For every line in the data below that contains "sich", copy the line.

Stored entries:
++++++++++++++++++++
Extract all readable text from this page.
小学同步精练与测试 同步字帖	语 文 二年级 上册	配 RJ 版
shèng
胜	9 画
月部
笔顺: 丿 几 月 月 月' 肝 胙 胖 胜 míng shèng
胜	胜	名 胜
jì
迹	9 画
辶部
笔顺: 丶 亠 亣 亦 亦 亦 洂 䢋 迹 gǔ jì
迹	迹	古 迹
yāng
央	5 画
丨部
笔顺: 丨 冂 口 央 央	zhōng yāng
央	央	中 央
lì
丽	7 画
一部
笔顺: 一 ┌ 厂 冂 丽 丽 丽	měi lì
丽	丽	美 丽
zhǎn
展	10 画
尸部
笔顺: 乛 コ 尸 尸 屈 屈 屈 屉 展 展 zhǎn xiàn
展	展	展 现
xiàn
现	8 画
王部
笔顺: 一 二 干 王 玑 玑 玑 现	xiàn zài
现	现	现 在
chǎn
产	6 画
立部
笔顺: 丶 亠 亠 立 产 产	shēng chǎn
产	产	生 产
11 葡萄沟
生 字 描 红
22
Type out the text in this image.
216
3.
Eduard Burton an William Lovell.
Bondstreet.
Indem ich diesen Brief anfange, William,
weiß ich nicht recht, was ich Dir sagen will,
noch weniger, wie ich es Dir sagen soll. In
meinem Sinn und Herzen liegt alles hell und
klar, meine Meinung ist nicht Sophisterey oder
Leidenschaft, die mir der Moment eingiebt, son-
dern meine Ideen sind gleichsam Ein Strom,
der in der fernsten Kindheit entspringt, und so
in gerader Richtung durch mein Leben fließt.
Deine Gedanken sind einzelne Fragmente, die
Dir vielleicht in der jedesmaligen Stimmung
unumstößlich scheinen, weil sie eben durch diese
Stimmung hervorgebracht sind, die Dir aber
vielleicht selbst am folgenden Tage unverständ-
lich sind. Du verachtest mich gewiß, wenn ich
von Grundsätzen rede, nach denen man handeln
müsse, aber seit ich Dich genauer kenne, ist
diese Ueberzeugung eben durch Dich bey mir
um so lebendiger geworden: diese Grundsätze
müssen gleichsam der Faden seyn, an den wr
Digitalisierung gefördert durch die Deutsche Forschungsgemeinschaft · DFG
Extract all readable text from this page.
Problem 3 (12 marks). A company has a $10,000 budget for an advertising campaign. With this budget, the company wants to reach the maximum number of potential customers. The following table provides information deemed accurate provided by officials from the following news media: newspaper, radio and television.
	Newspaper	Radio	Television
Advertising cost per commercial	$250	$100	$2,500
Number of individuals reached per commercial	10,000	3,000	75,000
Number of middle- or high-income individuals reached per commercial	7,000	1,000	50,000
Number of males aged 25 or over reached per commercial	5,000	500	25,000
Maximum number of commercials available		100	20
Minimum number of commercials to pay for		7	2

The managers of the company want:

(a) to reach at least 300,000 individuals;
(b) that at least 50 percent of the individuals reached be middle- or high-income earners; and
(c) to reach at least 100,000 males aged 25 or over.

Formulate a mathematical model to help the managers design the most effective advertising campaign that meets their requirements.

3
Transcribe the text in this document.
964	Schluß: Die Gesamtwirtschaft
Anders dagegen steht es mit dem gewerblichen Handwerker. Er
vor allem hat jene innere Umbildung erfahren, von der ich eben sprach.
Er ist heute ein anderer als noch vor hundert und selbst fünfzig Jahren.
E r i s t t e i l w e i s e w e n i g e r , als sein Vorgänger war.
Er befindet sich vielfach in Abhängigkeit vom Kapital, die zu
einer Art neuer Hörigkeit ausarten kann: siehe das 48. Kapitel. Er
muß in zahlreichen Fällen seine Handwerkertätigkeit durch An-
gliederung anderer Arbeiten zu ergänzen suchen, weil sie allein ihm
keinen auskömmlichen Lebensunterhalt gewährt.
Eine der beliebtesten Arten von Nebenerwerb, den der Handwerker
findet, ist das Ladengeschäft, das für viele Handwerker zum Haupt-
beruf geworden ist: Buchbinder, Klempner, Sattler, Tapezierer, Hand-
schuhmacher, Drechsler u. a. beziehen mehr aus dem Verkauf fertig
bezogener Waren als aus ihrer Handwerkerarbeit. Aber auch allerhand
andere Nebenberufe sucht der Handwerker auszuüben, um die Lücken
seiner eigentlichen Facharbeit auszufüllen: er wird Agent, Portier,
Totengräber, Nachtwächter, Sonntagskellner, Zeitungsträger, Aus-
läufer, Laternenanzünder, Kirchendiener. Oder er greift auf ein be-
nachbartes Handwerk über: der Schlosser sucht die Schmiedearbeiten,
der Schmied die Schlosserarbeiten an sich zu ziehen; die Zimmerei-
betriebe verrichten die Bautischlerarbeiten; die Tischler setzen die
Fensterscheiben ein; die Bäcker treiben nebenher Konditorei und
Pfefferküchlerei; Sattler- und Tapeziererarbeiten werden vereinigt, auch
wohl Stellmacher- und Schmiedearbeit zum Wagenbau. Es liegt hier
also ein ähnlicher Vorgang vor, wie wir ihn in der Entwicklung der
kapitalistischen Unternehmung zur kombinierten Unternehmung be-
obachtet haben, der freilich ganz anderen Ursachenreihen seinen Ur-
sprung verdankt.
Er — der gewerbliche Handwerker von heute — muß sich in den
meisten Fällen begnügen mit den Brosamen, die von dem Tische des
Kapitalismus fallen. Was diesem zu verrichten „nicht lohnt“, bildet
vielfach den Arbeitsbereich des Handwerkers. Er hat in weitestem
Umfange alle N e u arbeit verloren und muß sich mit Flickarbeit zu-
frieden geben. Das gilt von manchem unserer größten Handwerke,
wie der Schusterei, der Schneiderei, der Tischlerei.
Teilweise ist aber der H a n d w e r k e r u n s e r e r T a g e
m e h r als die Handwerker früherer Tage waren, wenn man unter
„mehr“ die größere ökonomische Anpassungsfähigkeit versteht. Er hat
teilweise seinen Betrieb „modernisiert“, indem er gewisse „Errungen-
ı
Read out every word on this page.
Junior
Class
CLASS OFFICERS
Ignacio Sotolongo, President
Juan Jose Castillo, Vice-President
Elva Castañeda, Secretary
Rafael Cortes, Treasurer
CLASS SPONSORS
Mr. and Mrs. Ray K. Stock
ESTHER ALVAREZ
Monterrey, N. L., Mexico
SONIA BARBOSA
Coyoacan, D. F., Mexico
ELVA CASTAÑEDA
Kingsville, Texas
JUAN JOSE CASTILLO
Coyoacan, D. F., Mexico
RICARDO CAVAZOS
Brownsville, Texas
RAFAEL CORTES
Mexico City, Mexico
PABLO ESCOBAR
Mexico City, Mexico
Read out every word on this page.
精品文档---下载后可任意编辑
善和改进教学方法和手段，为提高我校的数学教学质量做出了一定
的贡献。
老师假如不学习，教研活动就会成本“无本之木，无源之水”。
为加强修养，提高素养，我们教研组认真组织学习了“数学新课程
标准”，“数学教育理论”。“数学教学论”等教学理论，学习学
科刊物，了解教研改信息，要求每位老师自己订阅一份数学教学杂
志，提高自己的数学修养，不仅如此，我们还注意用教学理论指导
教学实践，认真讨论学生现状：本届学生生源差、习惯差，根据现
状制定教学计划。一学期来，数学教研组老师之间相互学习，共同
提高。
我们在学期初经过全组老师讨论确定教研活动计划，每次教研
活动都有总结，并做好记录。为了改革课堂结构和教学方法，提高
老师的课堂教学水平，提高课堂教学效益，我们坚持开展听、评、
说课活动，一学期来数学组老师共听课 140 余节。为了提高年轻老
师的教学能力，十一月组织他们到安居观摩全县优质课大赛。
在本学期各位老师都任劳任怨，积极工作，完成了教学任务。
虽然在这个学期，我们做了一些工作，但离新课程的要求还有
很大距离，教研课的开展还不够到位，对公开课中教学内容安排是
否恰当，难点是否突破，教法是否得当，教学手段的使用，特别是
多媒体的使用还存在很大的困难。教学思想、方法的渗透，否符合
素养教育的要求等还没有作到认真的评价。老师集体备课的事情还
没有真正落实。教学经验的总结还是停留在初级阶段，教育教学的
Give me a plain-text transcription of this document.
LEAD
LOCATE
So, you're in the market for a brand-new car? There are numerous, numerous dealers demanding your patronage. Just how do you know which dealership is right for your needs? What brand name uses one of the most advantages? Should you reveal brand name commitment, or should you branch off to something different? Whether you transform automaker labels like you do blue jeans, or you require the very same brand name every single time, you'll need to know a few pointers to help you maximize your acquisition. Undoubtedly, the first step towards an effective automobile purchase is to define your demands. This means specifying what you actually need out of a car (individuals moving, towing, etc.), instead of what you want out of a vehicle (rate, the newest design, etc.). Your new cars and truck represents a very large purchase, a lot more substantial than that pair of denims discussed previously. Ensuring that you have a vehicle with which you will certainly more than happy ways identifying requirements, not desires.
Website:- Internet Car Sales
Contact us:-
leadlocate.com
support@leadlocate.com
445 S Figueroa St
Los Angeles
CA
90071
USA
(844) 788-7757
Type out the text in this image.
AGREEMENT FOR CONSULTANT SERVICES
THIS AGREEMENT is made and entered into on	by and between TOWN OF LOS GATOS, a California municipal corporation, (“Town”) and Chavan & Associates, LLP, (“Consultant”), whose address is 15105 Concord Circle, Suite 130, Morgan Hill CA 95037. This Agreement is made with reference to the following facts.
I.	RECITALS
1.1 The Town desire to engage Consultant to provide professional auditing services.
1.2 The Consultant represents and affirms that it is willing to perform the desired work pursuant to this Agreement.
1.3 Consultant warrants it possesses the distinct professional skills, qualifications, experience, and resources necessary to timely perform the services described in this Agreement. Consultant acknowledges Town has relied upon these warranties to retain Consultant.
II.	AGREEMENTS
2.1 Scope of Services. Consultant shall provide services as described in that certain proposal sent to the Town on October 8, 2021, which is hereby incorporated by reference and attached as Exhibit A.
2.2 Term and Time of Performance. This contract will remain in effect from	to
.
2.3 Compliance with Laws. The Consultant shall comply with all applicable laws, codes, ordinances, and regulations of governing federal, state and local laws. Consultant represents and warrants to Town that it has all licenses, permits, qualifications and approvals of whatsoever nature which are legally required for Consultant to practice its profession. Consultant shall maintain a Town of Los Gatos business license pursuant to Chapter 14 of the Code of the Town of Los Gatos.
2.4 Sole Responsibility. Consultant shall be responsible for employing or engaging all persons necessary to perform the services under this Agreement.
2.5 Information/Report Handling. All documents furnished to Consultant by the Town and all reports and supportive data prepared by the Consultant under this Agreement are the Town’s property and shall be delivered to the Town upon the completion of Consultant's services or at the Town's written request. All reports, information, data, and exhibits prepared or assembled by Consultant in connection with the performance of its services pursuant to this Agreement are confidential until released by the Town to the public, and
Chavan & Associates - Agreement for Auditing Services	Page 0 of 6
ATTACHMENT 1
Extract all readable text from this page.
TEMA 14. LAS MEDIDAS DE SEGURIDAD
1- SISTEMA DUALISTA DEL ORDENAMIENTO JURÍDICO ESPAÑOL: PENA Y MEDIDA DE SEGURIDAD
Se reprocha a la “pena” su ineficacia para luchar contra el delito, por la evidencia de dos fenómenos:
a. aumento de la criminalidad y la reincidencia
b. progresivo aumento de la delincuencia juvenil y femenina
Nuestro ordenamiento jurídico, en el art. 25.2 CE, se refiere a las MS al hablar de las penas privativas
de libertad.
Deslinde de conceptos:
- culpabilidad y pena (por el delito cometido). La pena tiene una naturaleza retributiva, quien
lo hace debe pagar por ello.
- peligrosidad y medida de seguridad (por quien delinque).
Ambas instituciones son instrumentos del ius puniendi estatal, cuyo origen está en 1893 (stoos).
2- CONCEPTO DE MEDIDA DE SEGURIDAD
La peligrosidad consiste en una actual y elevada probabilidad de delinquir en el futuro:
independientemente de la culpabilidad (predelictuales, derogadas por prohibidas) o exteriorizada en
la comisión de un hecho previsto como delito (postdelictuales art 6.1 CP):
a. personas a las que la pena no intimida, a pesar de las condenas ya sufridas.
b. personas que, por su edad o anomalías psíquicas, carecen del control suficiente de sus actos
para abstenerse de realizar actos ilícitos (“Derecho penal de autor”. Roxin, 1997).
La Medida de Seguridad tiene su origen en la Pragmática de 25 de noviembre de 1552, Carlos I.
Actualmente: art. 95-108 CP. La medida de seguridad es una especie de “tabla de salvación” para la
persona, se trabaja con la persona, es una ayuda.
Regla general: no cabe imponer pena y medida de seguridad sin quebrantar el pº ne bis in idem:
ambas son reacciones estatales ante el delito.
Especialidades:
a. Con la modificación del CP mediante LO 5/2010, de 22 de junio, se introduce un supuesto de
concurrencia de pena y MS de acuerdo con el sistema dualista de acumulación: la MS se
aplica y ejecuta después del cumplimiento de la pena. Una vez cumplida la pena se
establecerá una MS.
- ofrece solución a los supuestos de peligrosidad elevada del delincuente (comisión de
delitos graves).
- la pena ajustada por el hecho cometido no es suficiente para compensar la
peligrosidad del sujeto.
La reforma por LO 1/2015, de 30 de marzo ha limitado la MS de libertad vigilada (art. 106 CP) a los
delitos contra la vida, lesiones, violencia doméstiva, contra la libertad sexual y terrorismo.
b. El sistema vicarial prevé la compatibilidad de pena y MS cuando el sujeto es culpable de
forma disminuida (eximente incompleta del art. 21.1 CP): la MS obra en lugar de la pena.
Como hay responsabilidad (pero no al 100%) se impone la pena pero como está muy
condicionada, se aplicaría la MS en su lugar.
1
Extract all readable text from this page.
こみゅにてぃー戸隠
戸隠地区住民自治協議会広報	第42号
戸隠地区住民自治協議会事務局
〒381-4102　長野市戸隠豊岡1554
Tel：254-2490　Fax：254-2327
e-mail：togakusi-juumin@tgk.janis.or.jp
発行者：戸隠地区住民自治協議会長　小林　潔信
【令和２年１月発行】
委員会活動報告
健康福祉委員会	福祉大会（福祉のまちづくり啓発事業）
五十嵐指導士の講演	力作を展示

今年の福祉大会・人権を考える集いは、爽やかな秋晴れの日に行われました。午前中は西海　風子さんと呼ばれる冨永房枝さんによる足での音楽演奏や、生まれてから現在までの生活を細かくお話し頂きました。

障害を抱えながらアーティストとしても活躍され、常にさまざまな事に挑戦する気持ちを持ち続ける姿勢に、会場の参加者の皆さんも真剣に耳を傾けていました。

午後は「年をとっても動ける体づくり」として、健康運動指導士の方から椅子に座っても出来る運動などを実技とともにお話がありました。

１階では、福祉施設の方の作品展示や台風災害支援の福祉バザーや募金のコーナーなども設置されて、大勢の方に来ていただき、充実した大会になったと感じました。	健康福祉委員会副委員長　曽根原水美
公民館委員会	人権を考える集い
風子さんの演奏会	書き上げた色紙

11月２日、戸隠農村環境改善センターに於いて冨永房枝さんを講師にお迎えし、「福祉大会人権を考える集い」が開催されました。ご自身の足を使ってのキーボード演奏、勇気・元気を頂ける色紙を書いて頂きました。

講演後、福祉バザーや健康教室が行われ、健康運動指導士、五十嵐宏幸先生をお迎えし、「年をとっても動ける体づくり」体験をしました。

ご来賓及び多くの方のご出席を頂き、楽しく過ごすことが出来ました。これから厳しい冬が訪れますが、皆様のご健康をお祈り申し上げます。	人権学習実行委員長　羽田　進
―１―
++++++++++++++++++++
## Completed exercise
Er befindet sich vielfach in Abhängigkeit vom Kapital, die zu
der Schmied die Schlosserarbeiten an sich zu ziehen; die Zimmerei-
Er — der gewerbliche Handwerker von heute — muß sich in den
Umfange alle N e u arbeit verloren und muß sich mit Flickarbeit zu-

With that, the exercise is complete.